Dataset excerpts
⁂
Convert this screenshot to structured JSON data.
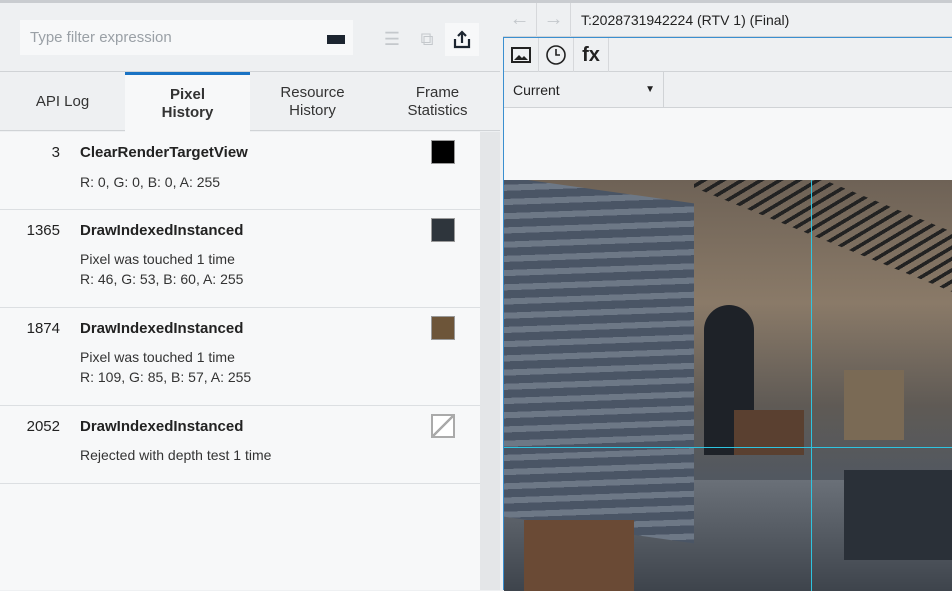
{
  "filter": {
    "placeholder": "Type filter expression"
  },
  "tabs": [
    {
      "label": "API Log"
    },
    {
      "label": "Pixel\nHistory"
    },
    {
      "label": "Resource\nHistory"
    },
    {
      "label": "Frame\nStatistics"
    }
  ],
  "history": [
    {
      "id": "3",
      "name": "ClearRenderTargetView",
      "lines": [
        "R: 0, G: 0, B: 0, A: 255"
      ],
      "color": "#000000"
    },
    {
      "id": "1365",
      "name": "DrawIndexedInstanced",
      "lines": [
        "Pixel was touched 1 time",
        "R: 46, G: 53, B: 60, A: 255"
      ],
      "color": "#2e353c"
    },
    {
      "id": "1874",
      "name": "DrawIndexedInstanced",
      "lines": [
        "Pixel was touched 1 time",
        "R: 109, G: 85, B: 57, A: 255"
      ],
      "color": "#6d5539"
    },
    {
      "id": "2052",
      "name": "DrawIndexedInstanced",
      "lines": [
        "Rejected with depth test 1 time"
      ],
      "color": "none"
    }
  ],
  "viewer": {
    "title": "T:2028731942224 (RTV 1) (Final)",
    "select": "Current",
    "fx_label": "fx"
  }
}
⁂
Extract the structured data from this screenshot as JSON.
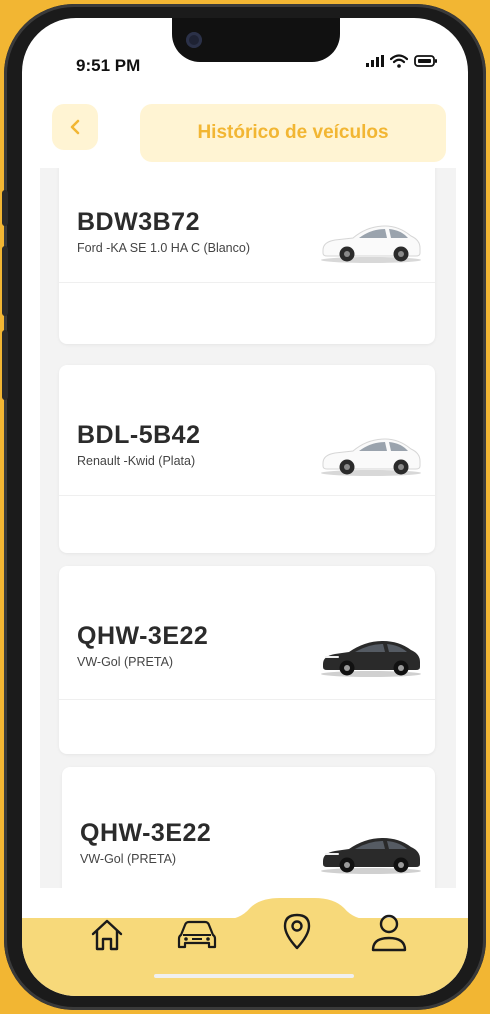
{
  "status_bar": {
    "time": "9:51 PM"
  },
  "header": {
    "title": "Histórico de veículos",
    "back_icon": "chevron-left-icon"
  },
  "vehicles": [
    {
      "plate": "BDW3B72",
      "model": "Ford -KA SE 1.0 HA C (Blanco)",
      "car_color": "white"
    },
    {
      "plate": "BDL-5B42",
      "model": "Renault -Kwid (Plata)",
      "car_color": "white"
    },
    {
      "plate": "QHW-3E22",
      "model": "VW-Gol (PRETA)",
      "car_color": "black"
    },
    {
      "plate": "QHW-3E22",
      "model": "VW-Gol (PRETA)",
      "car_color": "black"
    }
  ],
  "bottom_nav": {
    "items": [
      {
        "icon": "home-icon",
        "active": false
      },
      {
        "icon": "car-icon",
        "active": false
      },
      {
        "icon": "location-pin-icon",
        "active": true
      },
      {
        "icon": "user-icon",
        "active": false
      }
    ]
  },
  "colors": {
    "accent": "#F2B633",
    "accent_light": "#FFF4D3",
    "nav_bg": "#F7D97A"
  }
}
⁂
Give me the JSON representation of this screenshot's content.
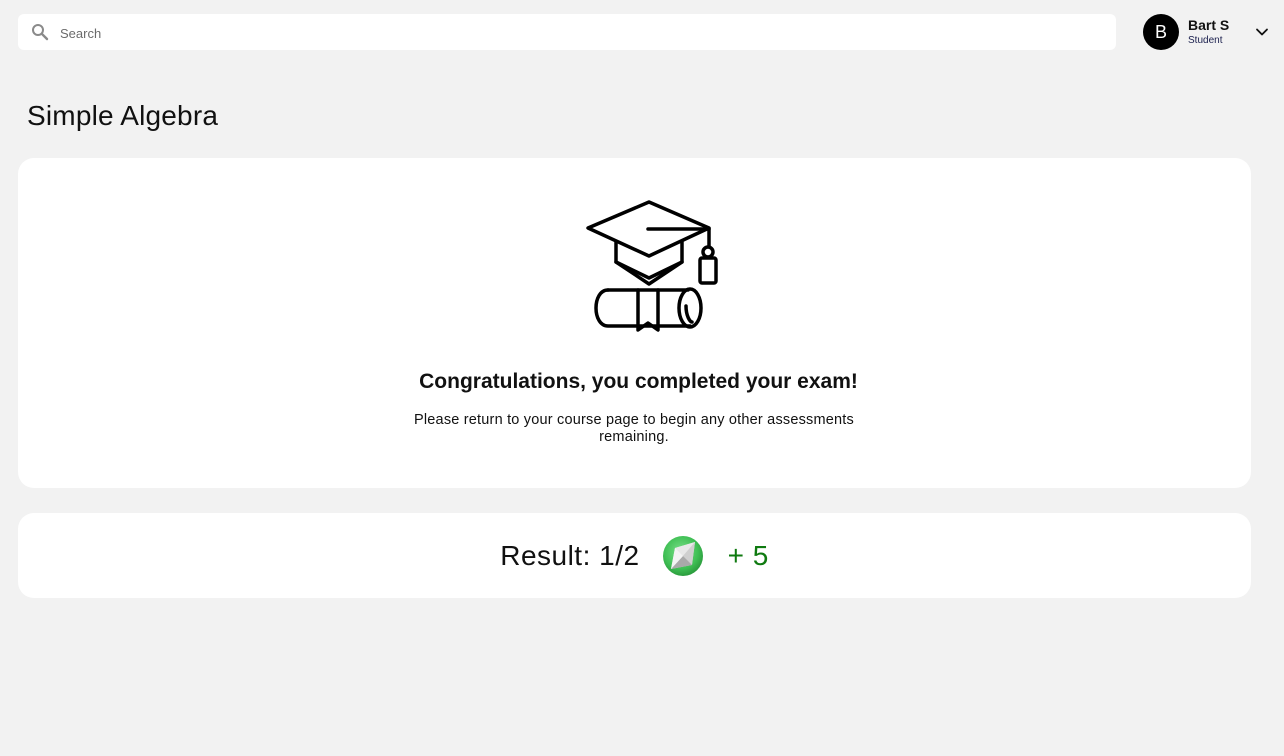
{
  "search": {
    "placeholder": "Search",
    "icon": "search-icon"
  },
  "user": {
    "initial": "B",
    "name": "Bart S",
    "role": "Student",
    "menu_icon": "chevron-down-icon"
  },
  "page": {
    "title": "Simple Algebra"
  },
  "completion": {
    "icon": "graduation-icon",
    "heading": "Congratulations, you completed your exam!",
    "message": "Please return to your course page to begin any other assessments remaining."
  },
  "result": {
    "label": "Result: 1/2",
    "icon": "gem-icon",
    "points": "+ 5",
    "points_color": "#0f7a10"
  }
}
⁂
__DESCRIPTION OF THE TASK__: Copy all lines from the material that hold "screenshot".

__WRITTEN SOLUTION__:
Convert this screenshot to structured JSON data.
Extract the structured data from this screenshot as JSON.
Give me the JSON representation of this screenshot's content.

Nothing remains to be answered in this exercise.